_SET EXERCISE_. Images embedded in the records are excluded; print everything else exactly as given.

_EXTRACTED RECORDS_.
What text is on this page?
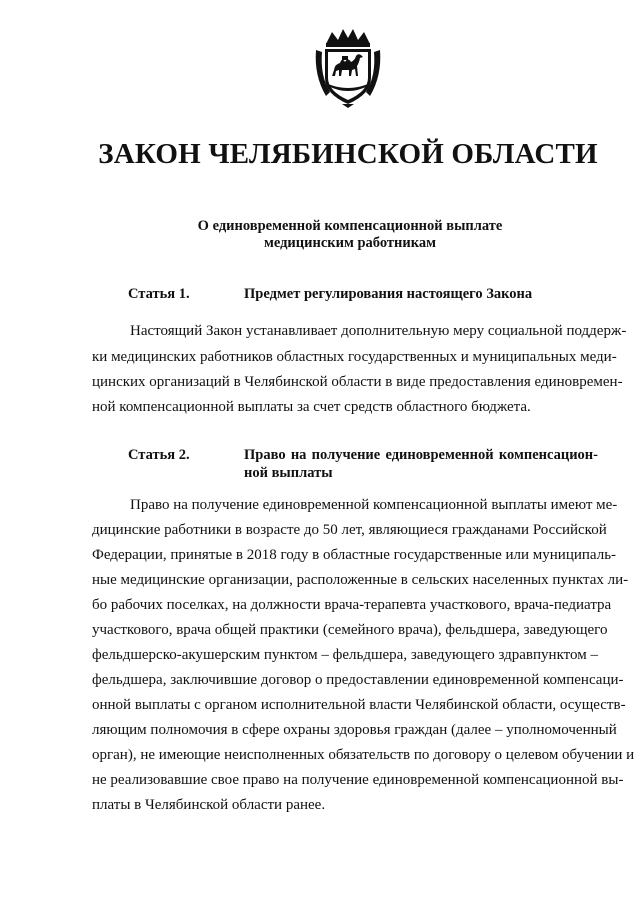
ЗАКОН ЧЕЛЯБИНСКОЙ ОБЛАСТИ
О единовременной компенсационной выплате
медицинским работникам
Статья 1.	Предмет регулирования настоящего Закона
Настоящий Закон устанавливает дополнительную меру социальной поддерж-
ки медицинских работников областных государственных и муниципальных меди-
цинских организаций в Челябинской области в виде предоставления единовремен-
ной компенсационной выплаты за счет средств областного бюджета.
Статья 2.	Право на получение единовременной компенсацион-
ной выплаты
Право на получение единовременной компенсационной выплаты имеют ме-
дицинские работники в возрасте до 50 лет, являющиеся гражданами Российской
Федерации, принятые в 2018 году в областные государственные или муниципаль-
ные медицинские организации, расположенные в сельских населенных пунктах ли-
бо рабочих поселках, на должности врача-терапевта участкового, врача-педиатра
участкового, врача общей практики (семейного врача), фельдшера, заведующего
фельдшерско-акушерским пунктом – фельдшера, заведующего здравпунктом –
фельдшера, заключившие договор о предоставлении единовременной компенсаци-
онной выплаты с органом исполнительной власти Челябинской области, осуществ-
ляющим полномочия в сфере охраны здоровья граждан (далее – уполномоченный
орган), не имеющие неисполненных обязательств по договору о целевом обучении и
не реализовавшие свое право на получение единовременной компенсационной вы-
платы в Челябинской области ранее.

_ANSWER BELOW_.
What text is on this page?
ЗАКОН ЧЕЛЯБИНСКОЙ ОБЛАСТИ
О единовременной компенсационной выплате
медицинским работникам
Статья 1.	Предмет регулирования настоящего Закона
Настоящий Закон устанавливает дополнительную меру социальной поддерж-
ки медицинских работников областных государственных и муниципальных меди-
цинских организаций в Челябинской области в виде предоставления единовремен-
ной компенсационной выплаты за счет средств областного бюджета.
Статья 2.	Право на получение единовременной компенсацион-
ной выплаты
Право на получение единовременной компенсационной выплаты имеют ме-
дицинские работники в возрасте до 50 лет, являющиеся гражданами Российской
Федерации, принятые в 2018 году в областные государственные или муниципаль-
ные медицинские организации, расположенные в сельских населенных пунктах ли-
бо рабочих поселках, на должности врача-терапевта участкового, врача-педиатра
участкового, врача общей практики (семейного врача), фельдшера, заведующего
фельдшерско-акушерским пунктом – фельдшера, заведующего здравпунктом –
фельдшера, заключившие договор о предоставлении единовременной компенсаци-
онной выплаты с органом исполнительной власти Челябинской области, осуществ-
ляющим полномочия в сфере охраны здоровья граждан (далее – уполномоченный
орган), не имеющие неисполненных обязательств по договору о целевом обучении и
не реализовавшие свое право на получение единовременной компенсационной вы-
платы в Челябинской области ранее.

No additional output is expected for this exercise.